§ Task to complete
Search the material below for the string "stopped" and list each line that holds it.

[Excerpts from a figure dataset]
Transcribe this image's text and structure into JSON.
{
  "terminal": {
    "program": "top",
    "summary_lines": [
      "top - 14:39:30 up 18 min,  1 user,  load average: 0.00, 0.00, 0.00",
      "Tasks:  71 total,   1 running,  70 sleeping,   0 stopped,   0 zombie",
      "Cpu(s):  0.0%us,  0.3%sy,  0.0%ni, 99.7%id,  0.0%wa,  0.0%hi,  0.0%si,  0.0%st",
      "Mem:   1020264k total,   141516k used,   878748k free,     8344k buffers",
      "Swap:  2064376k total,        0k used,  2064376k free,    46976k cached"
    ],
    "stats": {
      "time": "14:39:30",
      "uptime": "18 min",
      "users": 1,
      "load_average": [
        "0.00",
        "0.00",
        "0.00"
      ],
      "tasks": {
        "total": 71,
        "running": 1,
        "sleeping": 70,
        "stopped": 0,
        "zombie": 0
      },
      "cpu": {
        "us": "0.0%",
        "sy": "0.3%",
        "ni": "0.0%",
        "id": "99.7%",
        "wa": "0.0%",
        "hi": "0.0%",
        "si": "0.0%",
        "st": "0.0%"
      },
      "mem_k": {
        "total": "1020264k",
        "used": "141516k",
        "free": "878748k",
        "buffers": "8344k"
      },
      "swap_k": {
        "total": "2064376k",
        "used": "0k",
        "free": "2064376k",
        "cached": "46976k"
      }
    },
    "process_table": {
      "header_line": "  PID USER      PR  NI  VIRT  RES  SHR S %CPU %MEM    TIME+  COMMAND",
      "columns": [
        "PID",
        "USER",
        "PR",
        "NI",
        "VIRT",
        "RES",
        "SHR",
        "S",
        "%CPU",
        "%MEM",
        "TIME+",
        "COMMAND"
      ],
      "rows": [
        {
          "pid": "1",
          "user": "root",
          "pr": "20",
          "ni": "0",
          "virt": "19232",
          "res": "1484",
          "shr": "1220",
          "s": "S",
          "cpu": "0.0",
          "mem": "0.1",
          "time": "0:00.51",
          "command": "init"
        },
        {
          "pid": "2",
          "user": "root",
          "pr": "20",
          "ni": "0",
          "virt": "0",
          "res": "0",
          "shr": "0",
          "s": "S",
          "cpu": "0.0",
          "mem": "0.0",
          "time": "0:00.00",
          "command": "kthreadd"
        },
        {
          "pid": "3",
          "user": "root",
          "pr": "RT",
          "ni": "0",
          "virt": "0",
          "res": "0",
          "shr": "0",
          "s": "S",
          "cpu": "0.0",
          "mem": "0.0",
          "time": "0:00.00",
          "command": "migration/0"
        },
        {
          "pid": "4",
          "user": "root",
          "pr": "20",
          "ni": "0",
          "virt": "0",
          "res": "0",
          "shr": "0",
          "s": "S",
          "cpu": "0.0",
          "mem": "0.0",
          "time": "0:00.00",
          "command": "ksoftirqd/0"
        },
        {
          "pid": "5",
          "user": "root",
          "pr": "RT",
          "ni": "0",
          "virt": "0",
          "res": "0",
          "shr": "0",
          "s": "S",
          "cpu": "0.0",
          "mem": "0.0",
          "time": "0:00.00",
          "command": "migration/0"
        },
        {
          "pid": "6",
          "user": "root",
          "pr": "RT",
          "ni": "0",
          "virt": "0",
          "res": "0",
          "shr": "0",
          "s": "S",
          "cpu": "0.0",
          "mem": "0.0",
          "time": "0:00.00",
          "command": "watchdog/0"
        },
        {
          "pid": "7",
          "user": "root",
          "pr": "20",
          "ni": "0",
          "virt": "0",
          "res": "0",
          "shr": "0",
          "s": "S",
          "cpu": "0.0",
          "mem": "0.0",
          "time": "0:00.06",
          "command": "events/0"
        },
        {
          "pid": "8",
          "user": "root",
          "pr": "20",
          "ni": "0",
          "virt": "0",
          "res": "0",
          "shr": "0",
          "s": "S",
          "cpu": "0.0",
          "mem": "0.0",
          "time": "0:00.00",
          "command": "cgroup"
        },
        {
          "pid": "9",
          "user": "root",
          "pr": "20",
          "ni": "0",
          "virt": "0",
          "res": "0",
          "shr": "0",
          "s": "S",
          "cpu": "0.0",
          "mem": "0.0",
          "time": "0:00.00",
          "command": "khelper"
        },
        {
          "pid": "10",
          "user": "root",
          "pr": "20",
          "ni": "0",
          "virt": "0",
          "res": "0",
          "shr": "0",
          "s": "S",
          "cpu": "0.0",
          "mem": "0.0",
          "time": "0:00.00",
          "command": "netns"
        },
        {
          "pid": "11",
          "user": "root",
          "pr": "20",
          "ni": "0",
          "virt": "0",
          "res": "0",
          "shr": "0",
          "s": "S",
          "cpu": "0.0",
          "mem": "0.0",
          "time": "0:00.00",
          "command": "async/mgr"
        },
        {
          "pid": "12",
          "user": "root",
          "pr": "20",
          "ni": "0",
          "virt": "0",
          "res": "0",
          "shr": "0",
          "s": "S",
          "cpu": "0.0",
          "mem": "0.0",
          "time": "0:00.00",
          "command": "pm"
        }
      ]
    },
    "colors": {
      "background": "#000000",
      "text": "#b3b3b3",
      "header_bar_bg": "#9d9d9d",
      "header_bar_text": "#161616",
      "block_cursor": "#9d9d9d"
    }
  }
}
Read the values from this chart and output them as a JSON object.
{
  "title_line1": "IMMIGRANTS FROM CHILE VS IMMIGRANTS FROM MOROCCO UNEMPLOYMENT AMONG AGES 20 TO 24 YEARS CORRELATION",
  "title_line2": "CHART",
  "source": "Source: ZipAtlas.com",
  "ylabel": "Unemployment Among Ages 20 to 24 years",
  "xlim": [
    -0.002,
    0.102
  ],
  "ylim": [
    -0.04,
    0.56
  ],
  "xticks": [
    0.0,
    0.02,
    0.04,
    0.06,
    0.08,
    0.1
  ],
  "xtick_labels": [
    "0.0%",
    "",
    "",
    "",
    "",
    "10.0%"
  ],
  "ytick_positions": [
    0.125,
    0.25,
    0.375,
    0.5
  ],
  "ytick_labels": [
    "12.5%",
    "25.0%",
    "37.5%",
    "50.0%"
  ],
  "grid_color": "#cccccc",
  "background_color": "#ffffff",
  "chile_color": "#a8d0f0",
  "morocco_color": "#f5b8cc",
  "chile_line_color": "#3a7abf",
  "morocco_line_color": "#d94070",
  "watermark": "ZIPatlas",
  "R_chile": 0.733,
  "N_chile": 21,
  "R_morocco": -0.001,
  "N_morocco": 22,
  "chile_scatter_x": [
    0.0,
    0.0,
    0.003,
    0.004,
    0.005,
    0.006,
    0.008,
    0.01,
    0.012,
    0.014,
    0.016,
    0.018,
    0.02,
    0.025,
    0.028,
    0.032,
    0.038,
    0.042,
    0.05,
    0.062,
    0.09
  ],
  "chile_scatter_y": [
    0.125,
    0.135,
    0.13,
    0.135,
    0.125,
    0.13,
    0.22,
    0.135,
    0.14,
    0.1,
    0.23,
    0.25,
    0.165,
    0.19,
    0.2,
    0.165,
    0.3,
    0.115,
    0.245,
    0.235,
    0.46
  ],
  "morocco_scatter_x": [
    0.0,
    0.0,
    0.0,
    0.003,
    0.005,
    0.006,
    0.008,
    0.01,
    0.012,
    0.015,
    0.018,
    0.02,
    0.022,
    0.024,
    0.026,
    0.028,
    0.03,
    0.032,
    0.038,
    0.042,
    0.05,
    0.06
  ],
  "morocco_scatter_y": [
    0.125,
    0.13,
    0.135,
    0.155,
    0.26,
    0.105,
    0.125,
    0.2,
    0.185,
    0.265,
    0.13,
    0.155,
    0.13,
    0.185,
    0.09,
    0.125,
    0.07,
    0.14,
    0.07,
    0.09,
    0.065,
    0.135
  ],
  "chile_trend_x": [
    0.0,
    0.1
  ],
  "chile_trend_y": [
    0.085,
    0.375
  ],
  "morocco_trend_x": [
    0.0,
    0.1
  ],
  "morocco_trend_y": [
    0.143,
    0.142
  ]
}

§ Problem solution
      "Tasks:  71 total,   1 running,  70 sleeping,   0 stopped,   0 zombie",
        "stopped": 0,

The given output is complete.